__DIRECTIONS__
Check every line of the entries that follow, and copy the ones containing "xlabel".

————————

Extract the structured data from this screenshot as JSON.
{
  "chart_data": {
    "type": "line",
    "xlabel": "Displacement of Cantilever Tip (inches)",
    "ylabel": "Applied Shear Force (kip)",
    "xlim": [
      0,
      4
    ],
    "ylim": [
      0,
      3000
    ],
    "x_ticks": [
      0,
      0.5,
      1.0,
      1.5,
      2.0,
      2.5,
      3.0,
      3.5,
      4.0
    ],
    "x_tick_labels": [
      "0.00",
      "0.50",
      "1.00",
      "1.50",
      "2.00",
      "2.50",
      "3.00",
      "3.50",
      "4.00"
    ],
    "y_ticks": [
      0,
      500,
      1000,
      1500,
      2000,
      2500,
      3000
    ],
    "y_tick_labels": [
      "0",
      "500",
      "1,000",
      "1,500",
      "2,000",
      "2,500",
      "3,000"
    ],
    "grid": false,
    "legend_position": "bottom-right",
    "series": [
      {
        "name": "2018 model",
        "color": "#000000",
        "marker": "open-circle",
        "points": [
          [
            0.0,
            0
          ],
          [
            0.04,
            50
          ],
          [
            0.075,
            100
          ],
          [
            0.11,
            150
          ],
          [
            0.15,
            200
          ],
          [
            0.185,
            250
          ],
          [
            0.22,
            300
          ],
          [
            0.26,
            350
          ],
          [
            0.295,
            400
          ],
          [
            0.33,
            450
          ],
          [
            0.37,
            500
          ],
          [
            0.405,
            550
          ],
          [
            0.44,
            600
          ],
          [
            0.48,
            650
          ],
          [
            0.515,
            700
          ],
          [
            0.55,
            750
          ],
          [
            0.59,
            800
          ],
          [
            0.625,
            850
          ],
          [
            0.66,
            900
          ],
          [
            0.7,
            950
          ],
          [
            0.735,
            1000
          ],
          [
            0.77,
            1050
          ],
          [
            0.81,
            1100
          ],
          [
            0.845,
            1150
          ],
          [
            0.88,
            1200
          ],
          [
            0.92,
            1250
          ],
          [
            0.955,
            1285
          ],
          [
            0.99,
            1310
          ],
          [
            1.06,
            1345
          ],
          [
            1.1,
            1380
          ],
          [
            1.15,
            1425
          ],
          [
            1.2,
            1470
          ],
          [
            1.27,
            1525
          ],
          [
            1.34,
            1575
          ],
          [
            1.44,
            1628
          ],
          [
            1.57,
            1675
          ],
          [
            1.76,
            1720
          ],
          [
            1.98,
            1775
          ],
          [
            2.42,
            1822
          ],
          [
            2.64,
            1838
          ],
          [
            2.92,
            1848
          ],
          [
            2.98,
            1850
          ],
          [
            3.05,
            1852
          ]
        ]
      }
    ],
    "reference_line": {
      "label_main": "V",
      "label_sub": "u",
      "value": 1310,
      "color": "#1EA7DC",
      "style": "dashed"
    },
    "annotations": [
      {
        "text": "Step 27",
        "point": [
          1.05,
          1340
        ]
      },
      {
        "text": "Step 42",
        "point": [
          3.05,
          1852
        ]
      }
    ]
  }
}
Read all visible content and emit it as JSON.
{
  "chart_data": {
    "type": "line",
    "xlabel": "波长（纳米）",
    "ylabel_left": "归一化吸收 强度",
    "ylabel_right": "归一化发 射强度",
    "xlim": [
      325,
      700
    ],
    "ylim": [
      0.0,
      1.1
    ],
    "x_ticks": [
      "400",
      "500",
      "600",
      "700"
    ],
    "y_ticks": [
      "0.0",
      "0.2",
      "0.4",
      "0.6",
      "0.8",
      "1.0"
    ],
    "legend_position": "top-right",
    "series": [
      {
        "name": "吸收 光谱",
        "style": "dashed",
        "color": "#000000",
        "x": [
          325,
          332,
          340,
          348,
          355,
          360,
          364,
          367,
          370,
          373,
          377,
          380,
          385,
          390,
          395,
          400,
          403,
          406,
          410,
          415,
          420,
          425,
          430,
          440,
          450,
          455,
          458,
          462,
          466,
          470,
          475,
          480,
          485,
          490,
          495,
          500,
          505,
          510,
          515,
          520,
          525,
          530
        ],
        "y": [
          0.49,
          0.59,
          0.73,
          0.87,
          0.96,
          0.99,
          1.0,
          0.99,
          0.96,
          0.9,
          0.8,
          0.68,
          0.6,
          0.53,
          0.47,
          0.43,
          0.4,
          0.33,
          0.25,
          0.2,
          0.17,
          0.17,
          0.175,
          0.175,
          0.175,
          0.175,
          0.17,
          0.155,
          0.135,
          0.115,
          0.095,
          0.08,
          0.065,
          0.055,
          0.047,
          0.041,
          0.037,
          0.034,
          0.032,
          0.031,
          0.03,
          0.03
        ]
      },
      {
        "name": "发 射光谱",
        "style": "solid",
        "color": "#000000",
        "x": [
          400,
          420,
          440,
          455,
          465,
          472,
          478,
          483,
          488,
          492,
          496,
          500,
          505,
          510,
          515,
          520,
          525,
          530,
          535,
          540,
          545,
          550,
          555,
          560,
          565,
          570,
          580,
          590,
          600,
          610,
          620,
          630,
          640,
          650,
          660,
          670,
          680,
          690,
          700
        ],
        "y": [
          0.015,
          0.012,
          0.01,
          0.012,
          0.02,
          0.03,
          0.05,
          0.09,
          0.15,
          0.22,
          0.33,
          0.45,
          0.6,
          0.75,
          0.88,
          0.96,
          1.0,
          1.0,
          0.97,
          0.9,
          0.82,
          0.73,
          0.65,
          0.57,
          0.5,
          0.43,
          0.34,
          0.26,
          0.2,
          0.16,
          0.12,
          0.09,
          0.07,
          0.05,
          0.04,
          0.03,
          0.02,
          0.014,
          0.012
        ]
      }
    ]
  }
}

————————

__EXERCISE RESPONSE__
    "xlabel": "Displacement of Cantilever Tip (inches)",
    "xlabel": "波长（纳米）",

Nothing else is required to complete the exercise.